EXERCISE BRIEF
Starting at the first line of the records, retype each line unchanged, and stop after the line that contains "center3-h: [740, 354, 804, 356]".

DATA PROVIDED
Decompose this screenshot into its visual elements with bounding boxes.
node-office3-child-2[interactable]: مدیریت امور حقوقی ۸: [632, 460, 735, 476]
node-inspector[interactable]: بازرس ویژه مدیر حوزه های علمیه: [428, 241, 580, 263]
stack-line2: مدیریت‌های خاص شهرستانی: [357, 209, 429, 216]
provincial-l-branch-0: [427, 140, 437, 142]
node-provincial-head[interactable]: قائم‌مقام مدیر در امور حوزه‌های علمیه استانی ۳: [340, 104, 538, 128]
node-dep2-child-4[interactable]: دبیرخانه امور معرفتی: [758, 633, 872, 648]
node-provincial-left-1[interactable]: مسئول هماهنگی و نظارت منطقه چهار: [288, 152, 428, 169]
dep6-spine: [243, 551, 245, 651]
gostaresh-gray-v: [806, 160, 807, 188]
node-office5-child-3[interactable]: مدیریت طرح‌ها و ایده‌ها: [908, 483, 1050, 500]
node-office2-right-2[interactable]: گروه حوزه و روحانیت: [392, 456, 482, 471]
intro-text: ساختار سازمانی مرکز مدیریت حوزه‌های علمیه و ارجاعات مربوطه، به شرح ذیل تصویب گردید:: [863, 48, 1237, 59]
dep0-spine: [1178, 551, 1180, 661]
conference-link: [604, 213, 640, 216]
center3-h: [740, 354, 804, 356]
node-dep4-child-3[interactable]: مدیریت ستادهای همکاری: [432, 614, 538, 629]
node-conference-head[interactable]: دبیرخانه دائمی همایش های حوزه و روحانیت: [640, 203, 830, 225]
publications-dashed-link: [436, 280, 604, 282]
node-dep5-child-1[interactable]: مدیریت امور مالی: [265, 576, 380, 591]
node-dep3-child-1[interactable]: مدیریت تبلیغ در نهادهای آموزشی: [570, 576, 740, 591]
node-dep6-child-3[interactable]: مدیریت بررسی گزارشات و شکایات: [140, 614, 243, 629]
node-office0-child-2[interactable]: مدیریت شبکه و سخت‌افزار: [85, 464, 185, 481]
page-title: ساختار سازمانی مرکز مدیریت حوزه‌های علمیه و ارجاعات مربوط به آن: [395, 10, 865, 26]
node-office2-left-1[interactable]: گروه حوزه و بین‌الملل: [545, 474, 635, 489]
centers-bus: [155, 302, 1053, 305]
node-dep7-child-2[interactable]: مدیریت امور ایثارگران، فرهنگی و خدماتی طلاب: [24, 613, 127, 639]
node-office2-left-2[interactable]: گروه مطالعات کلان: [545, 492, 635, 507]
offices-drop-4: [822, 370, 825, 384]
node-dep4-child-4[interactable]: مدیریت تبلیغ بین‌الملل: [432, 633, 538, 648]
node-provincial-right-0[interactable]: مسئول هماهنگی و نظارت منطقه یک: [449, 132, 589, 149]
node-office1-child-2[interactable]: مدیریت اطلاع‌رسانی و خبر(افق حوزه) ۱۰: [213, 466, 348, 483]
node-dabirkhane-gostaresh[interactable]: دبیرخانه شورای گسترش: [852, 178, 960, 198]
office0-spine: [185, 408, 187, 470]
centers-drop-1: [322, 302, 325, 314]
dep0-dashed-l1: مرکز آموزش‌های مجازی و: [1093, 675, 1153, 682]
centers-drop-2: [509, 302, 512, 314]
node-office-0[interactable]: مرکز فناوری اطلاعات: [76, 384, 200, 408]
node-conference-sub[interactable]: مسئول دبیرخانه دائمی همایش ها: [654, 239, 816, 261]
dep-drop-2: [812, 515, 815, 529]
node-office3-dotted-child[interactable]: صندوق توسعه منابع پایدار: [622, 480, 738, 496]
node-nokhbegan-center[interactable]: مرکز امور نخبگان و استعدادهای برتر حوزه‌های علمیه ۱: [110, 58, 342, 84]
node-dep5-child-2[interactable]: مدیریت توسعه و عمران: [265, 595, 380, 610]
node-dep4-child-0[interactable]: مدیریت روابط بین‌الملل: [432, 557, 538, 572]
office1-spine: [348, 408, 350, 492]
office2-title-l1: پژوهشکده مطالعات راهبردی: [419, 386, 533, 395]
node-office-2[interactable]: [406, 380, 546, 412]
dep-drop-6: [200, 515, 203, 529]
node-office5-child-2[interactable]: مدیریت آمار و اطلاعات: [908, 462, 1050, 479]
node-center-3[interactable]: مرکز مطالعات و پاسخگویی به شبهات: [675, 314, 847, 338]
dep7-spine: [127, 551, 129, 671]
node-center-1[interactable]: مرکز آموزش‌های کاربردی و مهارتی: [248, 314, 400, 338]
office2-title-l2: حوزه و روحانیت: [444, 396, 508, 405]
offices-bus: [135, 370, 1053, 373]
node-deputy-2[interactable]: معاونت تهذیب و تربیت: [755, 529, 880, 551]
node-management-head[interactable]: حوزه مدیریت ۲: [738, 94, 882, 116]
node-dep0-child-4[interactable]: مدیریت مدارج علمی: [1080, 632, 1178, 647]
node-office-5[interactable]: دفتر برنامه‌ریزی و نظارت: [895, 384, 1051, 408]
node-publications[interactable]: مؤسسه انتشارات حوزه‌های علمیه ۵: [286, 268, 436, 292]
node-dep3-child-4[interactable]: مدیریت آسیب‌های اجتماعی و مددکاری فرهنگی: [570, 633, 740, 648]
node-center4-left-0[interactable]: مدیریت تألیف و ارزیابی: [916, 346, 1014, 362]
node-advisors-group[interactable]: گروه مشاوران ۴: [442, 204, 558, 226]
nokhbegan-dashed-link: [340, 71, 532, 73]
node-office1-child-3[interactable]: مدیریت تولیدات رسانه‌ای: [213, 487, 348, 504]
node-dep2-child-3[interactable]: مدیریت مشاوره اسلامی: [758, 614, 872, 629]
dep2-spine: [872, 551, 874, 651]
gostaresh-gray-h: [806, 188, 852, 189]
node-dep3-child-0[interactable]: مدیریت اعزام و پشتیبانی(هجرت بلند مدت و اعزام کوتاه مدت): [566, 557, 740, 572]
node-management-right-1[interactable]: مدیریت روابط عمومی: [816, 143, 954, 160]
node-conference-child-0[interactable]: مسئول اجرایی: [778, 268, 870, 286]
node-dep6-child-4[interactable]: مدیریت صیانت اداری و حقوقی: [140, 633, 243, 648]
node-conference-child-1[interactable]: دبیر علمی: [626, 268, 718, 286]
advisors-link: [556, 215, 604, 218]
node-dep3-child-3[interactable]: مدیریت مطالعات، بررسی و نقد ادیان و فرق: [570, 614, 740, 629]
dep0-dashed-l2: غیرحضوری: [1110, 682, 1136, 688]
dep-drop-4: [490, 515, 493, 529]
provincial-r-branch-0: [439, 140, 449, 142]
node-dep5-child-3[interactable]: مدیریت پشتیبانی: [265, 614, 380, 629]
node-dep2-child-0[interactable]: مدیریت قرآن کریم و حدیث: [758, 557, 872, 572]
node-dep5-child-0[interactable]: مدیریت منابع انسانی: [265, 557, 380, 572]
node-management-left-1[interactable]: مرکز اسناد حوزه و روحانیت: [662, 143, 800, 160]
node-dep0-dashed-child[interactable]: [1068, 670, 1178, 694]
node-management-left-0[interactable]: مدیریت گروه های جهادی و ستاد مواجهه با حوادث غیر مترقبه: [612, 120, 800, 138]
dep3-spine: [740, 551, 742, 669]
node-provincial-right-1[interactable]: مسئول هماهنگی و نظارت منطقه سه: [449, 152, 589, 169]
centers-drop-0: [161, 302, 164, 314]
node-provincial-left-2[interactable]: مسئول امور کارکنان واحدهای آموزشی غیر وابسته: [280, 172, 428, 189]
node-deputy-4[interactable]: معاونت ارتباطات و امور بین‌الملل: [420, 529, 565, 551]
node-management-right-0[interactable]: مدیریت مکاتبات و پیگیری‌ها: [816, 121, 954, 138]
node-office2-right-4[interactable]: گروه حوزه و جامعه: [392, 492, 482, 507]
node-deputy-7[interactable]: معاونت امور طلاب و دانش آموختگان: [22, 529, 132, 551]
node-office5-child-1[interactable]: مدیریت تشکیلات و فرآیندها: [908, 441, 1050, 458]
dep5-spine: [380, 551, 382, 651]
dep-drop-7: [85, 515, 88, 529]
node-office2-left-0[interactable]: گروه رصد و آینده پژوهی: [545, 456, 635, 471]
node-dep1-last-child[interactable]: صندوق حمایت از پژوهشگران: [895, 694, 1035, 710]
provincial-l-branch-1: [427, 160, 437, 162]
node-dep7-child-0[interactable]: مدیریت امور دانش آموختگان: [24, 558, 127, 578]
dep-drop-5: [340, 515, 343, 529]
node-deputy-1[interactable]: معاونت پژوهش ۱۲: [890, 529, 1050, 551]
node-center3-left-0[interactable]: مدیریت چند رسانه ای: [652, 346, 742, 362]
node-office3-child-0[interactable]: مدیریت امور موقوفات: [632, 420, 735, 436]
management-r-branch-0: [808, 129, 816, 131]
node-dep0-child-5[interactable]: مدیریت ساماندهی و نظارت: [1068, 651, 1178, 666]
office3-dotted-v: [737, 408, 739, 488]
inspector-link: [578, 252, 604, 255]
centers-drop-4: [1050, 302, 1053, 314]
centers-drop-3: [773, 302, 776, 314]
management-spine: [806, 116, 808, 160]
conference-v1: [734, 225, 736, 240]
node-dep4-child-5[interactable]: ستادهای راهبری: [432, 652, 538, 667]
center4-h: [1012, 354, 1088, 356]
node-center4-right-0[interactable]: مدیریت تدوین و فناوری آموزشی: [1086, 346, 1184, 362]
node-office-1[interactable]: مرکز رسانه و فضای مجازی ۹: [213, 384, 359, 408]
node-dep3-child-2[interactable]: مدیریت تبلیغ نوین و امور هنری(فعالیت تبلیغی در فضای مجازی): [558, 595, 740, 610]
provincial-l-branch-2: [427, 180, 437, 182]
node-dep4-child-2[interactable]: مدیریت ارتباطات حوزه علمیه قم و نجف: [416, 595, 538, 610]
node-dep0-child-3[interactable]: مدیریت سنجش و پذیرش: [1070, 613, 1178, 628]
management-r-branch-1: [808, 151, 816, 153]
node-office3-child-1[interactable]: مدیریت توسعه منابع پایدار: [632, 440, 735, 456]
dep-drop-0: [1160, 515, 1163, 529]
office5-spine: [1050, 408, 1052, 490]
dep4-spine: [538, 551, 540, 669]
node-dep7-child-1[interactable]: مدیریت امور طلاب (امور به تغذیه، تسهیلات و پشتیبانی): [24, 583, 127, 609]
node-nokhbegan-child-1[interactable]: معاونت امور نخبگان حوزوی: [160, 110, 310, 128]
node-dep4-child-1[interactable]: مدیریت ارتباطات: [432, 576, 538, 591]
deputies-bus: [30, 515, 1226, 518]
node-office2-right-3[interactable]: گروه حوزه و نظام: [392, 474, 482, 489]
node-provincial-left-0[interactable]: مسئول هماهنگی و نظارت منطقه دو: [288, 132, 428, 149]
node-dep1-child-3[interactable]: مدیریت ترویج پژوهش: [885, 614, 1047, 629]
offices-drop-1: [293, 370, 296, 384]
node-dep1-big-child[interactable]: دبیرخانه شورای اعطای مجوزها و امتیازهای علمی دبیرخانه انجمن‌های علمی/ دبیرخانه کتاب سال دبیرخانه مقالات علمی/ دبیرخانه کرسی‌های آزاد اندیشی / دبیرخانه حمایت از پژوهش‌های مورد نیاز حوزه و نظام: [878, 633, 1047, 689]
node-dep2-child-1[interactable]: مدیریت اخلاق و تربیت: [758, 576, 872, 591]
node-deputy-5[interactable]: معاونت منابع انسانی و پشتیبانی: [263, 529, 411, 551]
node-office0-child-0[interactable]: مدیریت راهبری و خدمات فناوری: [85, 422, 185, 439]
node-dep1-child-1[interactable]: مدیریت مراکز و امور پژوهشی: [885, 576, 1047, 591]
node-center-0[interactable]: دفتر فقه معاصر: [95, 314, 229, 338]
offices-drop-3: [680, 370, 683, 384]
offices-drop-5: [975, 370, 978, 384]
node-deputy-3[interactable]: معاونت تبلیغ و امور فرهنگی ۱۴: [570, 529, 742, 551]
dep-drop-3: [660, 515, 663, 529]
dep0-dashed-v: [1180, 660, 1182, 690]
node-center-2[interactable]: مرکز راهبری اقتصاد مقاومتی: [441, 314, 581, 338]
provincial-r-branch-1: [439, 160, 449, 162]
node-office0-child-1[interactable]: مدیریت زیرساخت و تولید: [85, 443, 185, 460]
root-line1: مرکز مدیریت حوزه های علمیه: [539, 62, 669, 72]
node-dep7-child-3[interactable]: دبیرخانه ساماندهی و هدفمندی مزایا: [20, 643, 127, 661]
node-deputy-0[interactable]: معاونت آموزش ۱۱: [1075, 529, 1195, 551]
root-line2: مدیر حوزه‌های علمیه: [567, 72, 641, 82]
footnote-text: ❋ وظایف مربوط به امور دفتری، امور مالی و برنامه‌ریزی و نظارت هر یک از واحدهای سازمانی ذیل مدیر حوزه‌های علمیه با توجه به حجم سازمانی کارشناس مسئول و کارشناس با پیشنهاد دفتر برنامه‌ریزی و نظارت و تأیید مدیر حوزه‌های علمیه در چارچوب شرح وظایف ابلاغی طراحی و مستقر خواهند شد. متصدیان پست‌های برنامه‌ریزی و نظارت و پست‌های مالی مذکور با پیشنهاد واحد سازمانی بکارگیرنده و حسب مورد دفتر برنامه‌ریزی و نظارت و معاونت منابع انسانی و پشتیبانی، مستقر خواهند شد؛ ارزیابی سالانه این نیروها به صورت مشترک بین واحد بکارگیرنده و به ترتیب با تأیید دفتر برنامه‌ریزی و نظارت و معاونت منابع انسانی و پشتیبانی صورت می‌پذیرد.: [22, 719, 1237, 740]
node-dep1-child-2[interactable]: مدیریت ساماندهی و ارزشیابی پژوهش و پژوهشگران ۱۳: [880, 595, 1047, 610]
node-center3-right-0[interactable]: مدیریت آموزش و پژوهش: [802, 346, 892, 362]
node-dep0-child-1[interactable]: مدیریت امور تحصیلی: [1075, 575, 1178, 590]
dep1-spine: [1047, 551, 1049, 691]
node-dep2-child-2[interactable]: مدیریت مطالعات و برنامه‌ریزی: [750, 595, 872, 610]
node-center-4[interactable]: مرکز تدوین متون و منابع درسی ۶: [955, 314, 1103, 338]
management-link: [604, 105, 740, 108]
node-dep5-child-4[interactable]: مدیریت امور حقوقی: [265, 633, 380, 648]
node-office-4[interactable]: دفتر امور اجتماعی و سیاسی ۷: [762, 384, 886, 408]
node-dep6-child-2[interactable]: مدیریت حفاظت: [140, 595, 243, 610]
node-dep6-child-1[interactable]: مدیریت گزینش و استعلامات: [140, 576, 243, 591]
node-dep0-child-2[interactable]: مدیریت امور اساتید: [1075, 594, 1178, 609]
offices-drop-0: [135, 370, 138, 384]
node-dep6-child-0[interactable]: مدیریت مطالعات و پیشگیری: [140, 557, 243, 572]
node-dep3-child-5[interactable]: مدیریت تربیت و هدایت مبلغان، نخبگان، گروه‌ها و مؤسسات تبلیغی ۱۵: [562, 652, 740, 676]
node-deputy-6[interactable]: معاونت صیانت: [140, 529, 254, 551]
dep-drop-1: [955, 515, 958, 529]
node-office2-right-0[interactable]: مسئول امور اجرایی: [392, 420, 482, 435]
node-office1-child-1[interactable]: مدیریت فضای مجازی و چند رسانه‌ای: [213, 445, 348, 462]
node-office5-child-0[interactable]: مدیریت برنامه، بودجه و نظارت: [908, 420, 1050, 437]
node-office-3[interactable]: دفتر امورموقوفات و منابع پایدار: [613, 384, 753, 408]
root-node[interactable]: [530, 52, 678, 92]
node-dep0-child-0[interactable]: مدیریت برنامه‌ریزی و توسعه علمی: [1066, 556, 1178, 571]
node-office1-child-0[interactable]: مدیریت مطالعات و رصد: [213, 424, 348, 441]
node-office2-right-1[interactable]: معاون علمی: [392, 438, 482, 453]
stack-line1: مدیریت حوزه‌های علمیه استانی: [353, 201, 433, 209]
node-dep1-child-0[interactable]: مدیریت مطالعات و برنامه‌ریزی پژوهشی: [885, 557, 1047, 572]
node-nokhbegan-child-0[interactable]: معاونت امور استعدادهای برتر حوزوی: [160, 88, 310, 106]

RESULT FOR THIS TASK
Decompose this screenshot into its visual elements with bounding boxes.
node-office3-child-2[interactable]: مدیریت امور حقوقی ۸: [632, 460, 735, 476]
node-inspector[interactable]: بازرس ویژه مدیر حوزه های علمیه: [428, 241, 580, 263]
stack-line2: مدیریت‌های خاص شهرستانی: [357, 209, 429, 216]
provincial-l-branch-0: [427, 140, 437, 142]
node-provincial-head[interactable]: قائم‌مقام مدیر در امور حوزه‌های علمیه استانی ۳: [340, 104, 538, 128]
node-dep2-child-4[interactable]: دبیرخانه امور معرفتی: [758, 633, 872, 648]
node-provincial-left-1[interactable]: مسئول هماهنگی و نظارت منطقه چهار: [288, 152, 428, 169]
dep6-spine: [243, 551, 245, 651]
gostaresh-gray-v: [806, 160, 807, 188]
node-office5-child-3[interactable]: مدیریت طرح‌ها و ایده‌ها: [908, 483, 1050, 500]
node-office2-right-2[interactable]: گروه حوزه و روحانیت: [392, 456, 482, 471]
intro-text: ساختار سازمانی مرکز مدیریت حوزه‌های علمیه و ارجاعات مربوطه، به شرح ذیل تصویب گردید:: [863, 48, 1237, 59]
dep0-spine: [1178, 551, 1180, 661]
conference-link: [604, 213, 640, 216]
center3-h: [740, 354, 804, 356]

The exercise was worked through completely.